***** Records for the exercise

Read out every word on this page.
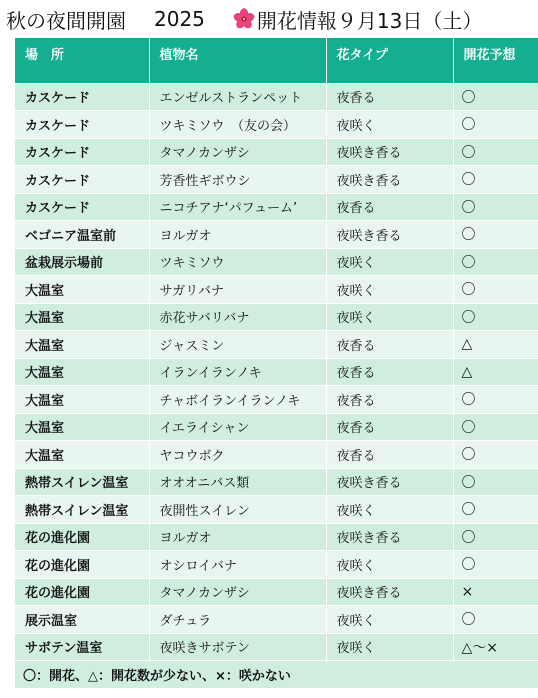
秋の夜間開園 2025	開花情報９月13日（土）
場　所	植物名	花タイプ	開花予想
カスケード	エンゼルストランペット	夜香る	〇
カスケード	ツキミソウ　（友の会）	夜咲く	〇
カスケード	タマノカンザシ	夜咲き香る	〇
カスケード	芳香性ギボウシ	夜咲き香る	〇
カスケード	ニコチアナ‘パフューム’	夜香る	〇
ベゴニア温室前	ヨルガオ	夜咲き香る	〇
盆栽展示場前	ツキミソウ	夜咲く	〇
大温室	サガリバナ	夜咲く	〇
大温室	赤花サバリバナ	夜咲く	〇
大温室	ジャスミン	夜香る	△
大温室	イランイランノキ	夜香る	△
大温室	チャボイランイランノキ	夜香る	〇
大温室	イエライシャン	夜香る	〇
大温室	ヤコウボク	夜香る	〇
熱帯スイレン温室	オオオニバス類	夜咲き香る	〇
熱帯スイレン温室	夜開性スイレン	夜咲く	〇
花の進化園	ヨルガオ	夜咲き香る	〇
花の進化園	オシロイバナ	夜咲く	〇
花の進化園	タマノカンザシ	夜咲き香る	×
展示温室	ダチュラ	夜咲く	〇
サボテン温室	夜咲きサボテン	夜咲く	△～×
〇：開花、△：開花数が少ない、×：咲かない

**********
***** Records for the exercise

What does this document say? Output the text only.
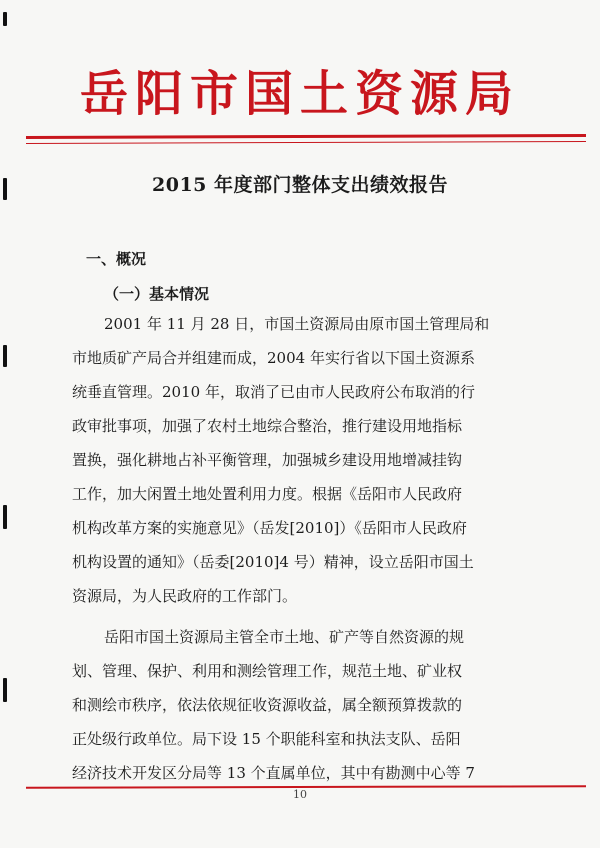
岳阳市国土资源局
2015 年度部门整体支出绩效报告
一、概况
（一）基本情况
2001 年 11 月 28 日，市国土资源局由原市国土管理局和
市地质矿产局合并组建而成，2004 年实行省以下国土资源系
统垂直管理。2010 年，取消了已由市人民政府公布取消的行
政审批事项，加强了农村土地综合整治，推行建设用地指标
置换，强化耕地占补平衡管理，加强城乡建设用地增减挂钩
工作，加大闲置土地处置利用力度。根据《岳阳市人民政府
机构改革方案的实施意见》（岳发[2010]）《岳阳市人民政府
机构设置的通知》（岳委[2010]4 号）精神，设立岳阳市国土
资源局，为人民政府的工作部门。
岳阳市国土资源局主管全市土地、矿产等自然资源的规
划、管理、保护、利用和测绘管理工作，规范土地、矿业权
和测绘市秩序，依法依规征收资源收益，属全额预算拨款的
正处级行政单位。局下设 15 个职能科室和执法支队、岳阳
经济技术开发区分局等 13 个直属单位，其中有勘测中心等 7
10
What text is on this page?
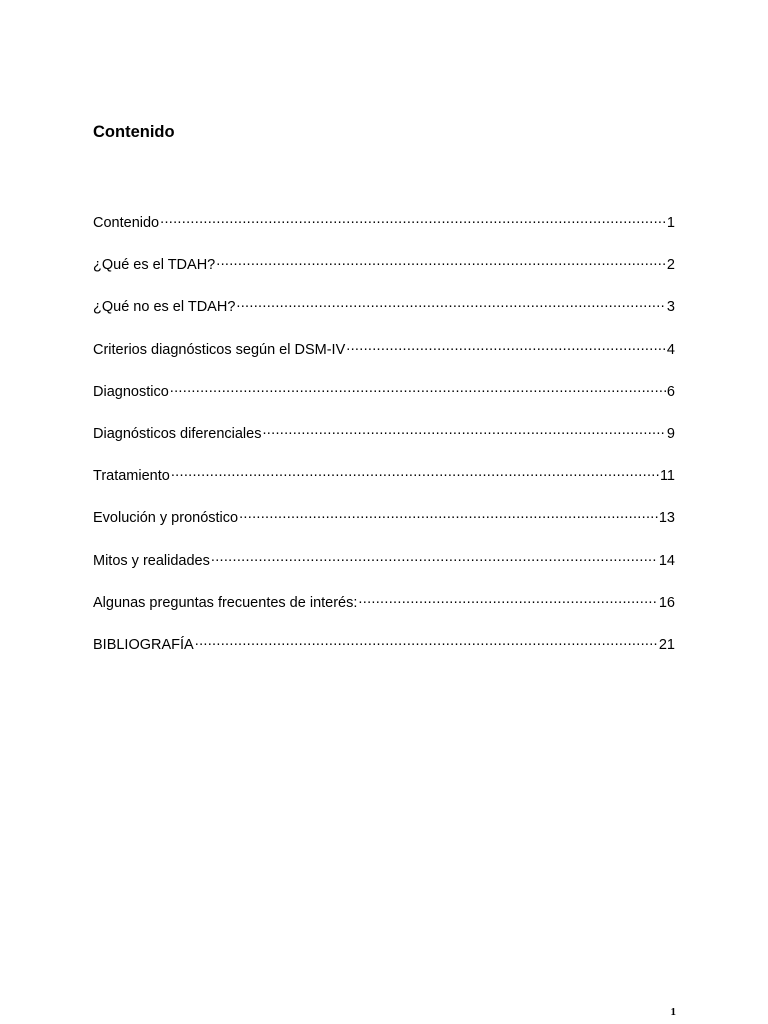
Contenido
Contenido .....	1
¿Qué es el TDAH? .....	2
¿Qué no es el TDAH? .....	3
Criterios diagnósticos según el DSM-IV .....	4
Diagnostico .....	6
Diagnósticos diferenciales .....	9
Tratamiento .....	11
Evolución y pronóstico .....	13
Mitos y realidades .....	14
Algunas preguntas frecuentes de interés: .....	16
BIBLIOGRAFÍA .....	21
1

**********

_Aim of the task_: Pull out every line in the material above where "花の進化園" occurs.

_Answer for this exercise_:
花の進化園	ヨルガオ	夜咲き香る	〇
花の進化園	オシロイバナ	夜咲く	〇
花の進化園	タマノカンザシ	夜咲き香る	×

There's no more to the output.